== Set task ==
Lines holding the string "JSON" are the ones to copy from this listing.

== Supplied data ==
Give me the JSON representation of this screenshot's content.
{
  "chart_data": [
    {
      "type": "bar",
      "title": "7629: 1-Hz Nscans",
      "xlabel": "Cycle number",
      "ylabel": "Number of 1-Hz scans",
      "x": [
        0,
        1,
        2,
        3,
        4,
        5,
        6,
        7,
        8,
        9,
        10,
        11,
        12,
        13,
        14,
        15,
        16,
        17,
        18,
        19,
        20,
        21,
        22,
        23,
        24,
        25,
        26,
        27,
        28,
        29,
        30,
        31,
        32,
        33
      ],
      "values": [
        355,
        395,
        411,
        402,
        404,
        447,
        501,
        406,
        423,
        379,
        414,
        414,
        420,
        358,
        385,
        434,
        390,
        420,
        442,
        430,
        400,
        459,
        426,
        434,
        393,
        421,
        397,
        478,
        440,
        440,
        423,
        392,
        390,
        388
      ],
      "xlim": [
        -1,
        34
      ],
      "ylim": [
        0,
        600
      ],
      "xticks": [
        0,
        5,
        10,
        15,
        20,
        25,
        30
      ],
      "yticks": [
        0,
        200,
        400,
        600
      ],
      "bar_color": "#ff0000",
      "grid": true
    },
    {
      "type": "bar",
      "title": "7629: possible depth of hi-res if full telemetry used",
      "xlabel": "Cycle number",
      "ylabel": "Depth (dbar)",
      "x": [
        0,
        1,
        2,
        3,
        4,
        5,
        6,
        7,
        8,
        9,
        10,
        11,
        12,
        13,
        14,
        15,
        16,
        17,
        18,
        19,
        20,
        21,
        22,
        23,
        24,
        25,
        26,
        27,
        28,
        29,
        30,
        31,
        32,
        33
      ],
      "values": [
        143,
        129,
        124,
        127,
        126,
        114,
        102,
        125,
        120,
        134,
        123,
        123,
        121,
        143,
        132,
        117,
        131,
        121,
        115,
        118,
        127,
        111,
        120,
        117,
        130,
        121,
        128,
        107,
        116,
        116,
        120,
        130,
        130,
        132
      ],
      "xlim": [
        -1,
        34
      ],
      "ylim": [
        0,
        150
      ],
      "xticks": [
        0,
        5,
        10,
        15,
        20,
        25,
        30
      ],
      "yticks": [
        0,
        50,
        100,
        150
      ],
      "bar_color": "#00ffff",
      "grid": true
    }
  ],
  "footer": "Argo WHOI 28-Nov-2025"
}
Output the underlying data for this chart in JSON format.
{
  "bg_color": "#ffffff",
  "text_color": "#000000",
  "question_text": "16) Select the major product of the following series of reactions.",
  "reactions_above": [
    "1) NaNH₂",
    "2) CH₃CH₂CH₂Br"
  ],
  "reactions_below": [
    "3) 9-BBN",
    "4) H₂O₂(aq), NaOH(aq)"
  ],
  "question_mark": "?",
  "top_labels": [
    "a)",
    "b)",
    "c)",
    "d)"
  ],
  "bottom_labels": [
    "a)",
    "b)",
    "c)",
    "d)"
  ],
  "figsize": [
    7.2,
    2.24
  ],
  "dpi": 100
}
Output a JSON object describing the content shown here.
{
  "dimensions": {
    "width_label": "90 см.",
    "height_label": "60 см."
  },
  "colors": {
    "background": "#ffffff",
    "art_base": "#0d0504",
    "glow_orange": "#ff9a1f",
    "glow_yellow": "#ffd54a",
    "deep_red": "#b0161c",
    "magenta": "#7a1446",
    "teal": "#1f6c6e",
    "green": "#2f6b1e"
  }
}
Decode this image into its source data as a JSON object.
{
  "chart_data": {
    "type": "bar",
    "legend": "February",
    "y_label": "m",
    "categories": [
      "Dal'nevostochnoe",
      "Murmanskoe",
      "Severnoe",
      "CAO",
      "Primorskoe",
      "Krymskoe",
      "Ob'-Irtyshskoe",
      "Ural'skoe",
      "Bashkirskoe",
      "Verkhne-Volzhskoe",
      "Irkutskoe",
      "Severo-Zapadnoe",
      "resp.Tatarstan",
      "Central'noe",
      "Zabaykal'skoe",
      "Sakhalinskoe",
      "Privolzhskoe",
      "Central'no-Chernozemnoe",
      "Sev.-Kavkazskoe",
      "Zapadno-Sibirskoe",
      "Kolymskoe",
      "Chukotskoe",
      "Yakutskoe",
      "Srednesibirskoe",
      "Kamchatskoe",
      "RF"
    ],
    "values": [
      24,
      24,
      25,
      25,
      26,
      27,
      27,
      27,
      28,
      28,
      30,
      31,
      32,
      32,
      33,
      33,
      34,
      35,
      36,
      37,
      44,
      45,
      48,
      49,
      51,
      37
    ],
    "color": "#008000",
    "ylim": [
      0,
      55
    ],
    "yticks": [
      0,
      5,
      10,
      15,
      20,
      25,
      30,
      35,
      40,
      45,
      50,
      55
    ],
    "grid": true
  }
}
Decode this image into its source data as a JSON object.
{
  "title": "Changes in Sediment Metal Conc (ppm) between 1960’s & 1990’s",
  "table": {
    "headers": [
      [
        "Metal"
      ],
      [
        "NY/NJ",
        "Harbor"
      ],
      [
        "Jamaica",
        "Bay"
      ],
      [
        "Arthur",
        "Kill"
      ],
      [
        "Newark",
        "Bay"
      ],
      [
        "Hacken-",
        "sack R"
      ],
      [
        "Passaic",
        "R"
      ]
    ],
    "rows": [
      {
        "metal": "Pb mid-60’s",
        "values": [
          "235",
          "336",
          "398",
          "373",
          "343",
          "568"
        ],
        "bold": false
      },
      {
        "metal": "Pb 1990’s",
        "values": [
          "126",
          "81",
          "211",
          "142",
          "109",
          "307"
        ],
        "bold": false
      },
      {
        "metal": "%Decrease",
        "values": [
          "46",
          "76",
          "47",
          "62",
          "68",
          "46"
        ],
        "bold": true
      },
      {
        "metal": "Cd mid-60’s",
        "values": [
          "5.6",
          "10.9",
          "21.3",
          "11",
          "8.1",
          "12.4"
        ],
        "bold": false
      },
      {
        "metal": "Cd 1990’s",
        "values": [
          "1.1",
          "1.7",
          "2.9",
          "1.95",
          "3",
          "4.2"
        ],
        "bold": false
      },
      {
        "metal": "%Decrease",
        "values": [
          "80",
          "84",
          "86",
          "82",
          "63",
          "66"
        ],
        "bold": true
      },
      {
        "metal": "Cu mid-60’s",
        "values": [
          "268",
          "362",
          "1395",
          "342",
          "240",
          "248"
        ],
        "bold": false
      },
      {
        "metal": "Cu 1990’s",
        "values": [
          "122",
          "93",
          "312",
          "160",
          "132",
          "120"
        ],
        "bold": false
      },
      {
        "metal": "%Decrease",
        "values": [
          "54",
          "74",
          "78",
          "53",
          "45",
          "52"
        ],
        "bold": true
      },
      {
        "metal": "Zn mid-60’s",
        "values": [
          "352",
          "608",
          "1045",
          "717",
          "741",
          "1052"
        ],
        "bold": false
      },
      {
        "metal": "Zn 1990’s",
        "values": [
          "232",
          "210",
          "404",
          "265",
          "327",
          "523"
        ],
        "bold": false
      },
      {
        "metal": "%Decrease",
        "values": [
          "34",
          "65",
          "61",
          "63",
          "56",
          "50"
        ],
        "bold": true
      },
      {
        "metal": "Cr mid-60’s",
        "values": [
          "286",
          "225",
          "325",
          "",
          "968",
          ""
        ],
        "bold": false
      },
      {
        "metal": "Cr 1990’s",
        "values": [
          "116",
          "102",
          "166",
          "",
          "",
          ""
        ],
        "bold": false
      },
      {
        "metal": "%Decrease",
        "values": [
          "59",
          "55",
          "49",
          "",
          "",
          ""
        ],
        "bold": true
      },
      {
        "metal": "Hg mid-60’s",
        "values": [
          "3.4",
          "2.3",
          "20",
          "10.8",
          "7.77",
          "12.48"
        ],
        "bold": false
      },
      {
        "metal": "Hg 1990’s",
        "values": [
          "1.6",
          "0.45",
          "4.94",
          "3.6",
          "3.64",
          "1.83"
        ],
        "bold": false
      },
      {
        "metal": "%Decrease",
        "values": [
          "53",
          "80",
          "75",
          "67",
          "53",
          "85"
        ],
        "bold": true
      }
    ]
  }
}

== Complete answer ==
Give me the JSON representation of this screenshot's content.
Output the underlying data for this chart in JSON format.
Output a JSON object describing the content shown here.
Decode this image into its source data as a JSON object.
Decode this image into its source data as a JSON object.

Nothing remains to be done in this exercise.